What is expected:
Write out every entry exactly as it appears.

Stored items
%%
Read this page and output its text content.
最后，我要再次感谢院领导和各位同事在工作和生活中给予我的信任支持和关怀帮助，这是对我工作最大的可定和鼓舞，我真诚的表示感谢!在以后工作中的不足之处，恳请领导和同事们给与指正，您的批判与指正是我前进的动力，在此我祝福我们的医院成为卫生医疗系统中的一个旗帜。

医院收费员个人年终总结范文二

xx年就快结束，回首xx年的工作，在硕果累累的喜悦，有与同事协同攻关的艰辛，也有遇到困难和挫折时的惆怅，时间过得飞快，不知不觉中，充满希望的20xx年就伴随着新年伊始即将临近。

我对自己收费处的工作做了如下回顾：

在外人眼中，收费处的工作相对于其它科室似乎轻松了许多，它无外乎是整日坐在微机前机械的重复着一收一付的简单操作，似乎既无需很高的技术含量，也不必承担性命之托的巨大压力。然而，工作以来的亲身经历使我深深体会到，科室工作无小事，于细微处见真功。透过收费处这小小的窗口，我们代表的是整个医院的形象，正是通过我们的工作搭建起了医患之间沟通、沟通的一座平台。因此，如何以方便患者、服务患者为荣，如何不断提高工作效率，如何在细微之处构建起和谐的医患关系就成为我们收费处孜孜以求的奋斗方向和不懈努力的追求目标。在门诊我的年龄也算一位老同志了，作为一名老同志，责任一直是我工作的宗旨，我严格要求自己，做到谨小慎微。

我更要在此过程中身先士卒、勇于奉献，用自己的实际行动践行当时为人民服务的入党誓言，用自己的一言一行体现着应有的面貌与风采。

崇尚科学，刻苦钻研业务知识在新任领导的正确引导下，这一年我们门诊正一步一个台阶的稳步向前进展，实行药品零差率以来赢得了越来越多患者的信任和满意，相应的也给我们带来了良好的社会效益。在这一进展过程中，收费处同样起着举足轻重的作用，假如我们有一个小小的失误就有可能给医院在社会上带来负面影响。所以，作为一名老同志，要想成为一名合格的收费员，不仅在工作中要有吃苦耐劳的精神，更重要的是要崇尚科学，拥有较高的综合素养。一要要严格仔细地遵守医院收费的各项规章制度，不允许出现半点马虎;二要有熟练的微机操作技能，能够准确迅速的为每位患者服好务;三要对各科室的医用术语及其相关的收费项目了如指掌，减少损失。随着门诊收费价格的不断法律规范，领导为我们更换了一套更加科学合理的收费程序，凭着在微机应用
%%
Right answer:
Read this page and output its text content.
最后，我要再次感谢院领导和各位同事在工作和生活中给予我的信任支持和关怀帮助，这是对我工作最大的可定和鼓舞，我真诚的表示感谢!在以后工作中的不足之处，恳请领导和同事们给与指正，您的批判与指正是我前进的动力，在此我祝福我们的医院成为卫生医疗系统中的一个旗帜。

医院收费员个人年终总结范文二

xx年就快结束，回首xx年的工作，在硕果累累的喜悦，有与同事协同攻关的艰辛，也有遇到困难和挫折时的惆怅，时间过得飞快，不知不觉中，充满希望的20xx年就伴随着新年伊始即将临近。

我对自己收费处的工作做了如下回顾：

在外人眼中，收费处的工作相对于其它科室似乎轻松了许多，它无外乎是整日坐在微机前机械的重复着一收一付的简单操作，似乎既无需很高的技术含量，也不必承担性命之托的巨大压力。然而，工作以来的亲身经历使我深深体会到，科室工作无小事，于细微处见真功。透过收费处这小小的窗口，我们代表的是整个医院的形象，正是通过我们的工作搭建起了医患之间沟通、沟通的一座平台。因此，如何以方便患者、服务患者为荣，如何不断提高工作效率，如何在细微之处构建起和谐的医患关系就成为我们收费处孜孜以求的奋斗方向和不懈努力的追求目标。在门诊我的年龄也算一位老同志了，作为一名老同志，责任一直是我工作的宗旨，我严格要求自己，做到谨小慎微。

我更要在此过程中身先士卒、勇于奉献，用自己的实际行动践行当时为人民服务的入党誓言，用自己的一言一行体现着应有的面貌与风采。

崇尚科学，刻苦钻研业务知识在新任领导的正确引导下，这一年我们门诊正一步一个台阶的稳步向前进展，实行药品零差率以来赢得了越来越多患者的信任和满意，相应的也给我们带来了良好的社会效益。在这一进展过程中，收费处同样起着举足轻重的作用，假如我们有一个小小的失误就有可能给医院在社会上带来负面影响。所以，作为一名老同志，要想成为一名合格的收费员，不仅在工作中要有吃苦耐劳的精神，更重要的是要崇尚科学，拥有较高的综合素养。一要要严格仔细地遵守医院收费的各项规章制度，不允许出现半点马虎;二要有熟练的微机操作技能，能够准确迅速的为每位患者服好务;三要对各科室的医用术语及其相关的收费项目了如指掌，减少损失。随着门诊收费价格的不断法律规范，领导为我们更换了一套更加科学合理的收费程序，凭着在微机应用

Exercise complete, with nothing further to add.